SHORT EXERCISE:
Copy each line below in which the string "стандарту" occurs.

Dataset records on visual material
***
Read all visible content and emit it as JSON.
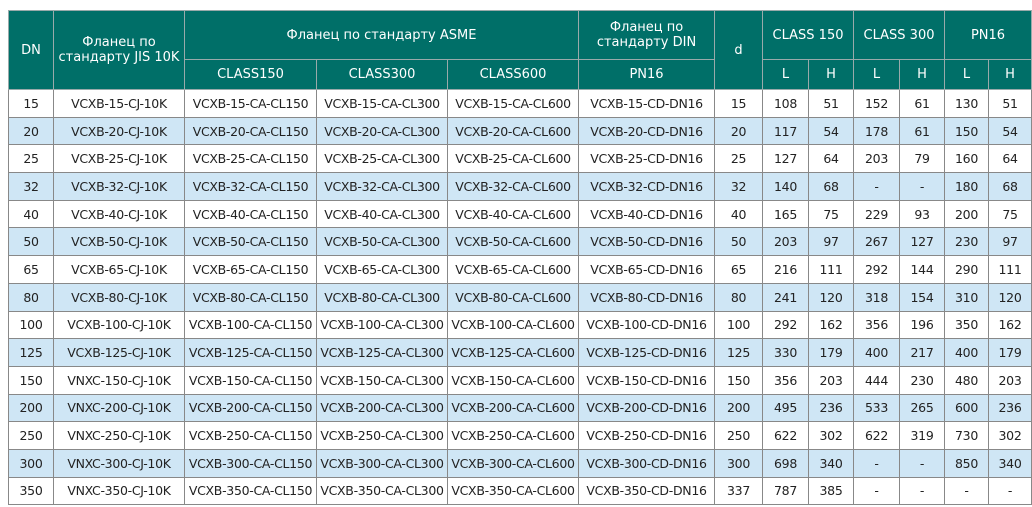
{
  "header": {
    "dn": "DN",
    "jis": "Фланец по стандарту JIS 10K",
    "asme": "Фланец по стандарту ASME",
    "din": "Фланец по стандарту DIN",
    "d": "d",
    "class150": "CLASS 150",
    "class300": "CLASS 300",
    "pn16": "PN16",
    "asme_cols": [
      "CLASS150",
      "CLASS300",
      "CLASS600"
    ],
    "din_col": "PN16",
    "L": "L",
    "H": "H"
  },
  "colors": {
    "header": "#006f68",
    "alt_row": "#cfe6f5"
  },
  "rows": [
    [
      "15",
      "VCXB-15-CJ-10K",
      "VCXB-15-CA-CL150",
      "VCXB-15-CA-CL300",
      "VCXB-15-CA-CL600",
      "VCXB-15-CD-DN16",
      "15",
      "108",
      "51",
      "152",
      "61",
      "130",
      "51"
    ],
    [
      "20",
      "VCXB-20-CJ-10K",
      "VCXB-20-CA-CL150",
      "VCXB-20-CA-CL300",
      "VCXB-20-CA-CL600",
      "VCXB-20-CD-DN16",
      "20",
      "117",
      "54",
      "178",
      "61",
      "150",
      "54"
    ],
    [
      "25",
      "VCXB-25-CJ-10K",
      "VCXB-25-CA-CL150",
      "VCXB-25-CA-CL300",
      "VCXB-25-CA-CL600",
      "VCXB-25-CD-DN16",
      "25",
      "127",
      "64",
      "203",
      "79",
      "160",
      "64"
    ],
    [
      "32",
      "VCXB-32-CJ-10K",
      "VCXB-32-CA-CL150",
      "VCXB-32-CA-CL300",
      "VCXB-32-CA-CL600",
      "VCXB-32-CD-DN16",
      "32",
      "140",
      "68",
      "-",
      "-",
      "180",
      "68"
    ],
    [
      "40",
      "VCXB-40-CJ-10K",
      "VCXB-40-CA-CL150",
      "VCXB-40-CA-CL300",
      "VCXB-40-CA-CL600",
      "VCXB-40-CD-DN16",
      "40",
      "165",
      "75",
      "229",
      "93",
      "200",
      "75"
    ],
    [
      "50",
      "VCXB-50-CJ-10K",
      "VCXB-50-CA-CL150",
      "VCXB-50-CA-CL300",
      "VCXB-50-CA-CL600",
      "VCXB-50-CD-DN16",
      "50",
      "203",
      "97",
      "267",
      "127",
      "230",
      "97"
    ],
    [
      "65",
      "VCXB-65-CJ-10K",
      "VCXB-65-CA-CL150",
      "VCXB-65-CA-CL300",
      "VCXB-65-CA-CL600",
      "VCXB-65-CD-DN16",
      "65",
      "216",
      "111",
      "292",
      "144",
      "290",
      "111"
    ],
    [
      "80",
      "VCXB-80-CJ-10K",
      "VCXB-80-CA-CL150",
      "VCXB-80-CA-CL300",
      "VCXB-80-CA-CL600",
      "VCXB-80-CD-DN16",
      "80",
      "241",
      "120",
      "318",
      "154",
      "310",
      "120"
    ],
    [
      "100",
      "VCXB-100-CJ-10K",
      "VCXB-100-CA-CL150",
      "VCXB-100-CA-CL300",
      "VCXB-100-CA-CL600",
      "VCXB-100-CD-DN16",
      "100",
      "292",
      "162",
      "356",
      "196",
      "350",
      "162"
    ],
    [
      "125",
      "VCXB-125-CJ-10K",
      "VCXB-125-CA-CL150",
      "VCXB-125-CA-CL300",
      "VCXB-125-CA-CL600",
      "VCXB-125-CD-DN16",
      "125",
      "330",
      "179",
      "400",
      "217",
      "400",
      "179"
    ],
    [
      "150",
      "VNXC-150-CJ-10K",
      "VCXB-150-CA-CL150",
      "VCXB-150-CA-CL300",
      "VCXB-150-CA-CL600",
      "VCXB-150-CD-DN16",
      "150",
      "356",
      "203",
      "444",
      "230",
      "480",
      "203"
    ],
    [
      "200",
      "VNXC-200-CJ-10K",
      "VCXB-200-CA-CL150",
      "VCXB-200-CA-CL300",
      "VCXB-200-CA-CL600",
      "VCXB-200-CD-DN16",
      "200",
      "495",
      "236",
      "533",
      "265",
      "600",
      "236"
    ],
    [
      "250",
      "VNXC-250-CJ-10K",
      "VCXB-250-CA-CL150",
      "VCXB-250-CA-CL300",
      "VCXB-250-CA-CL600",
      "VCXB-250-CD-DN16",
      "250",
      "622",
      "302",
      "622",
      "319",
      "730",
      "302"
    ],
    [
      "300",
      "VNXC-300-CJ-10K",
      "VCXB-300-CA-CL150",
      "VCXB-300-CA-CL300",
      "VCXB-300-CA-CL600",
      "VCXB-300-CD-DN16",
      "300",
      "698",
      "340",
      "-",
      "-",
      "850",
      "340"
    ],
    [
      "350",
      "VNXC-350-CJ-10K",
      "VCXB-350-CA-CL150",
      "VCXB-350-CA-CL300",
      "VCXB-350-CA-CL600",
      "VCXB-350-CD-DN16",
      "337",
      "787",
      "385",
      "-",
      "-",
      "-",
      "-"
    ]
  ]
}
***
SOLUTION TO THE EXERCISE:
    "jis": "Фланец по стандарту JIS 10K",
    "asme": "Фланец по стандарту ASME",
    "din": "Фланец по стандарту DIN",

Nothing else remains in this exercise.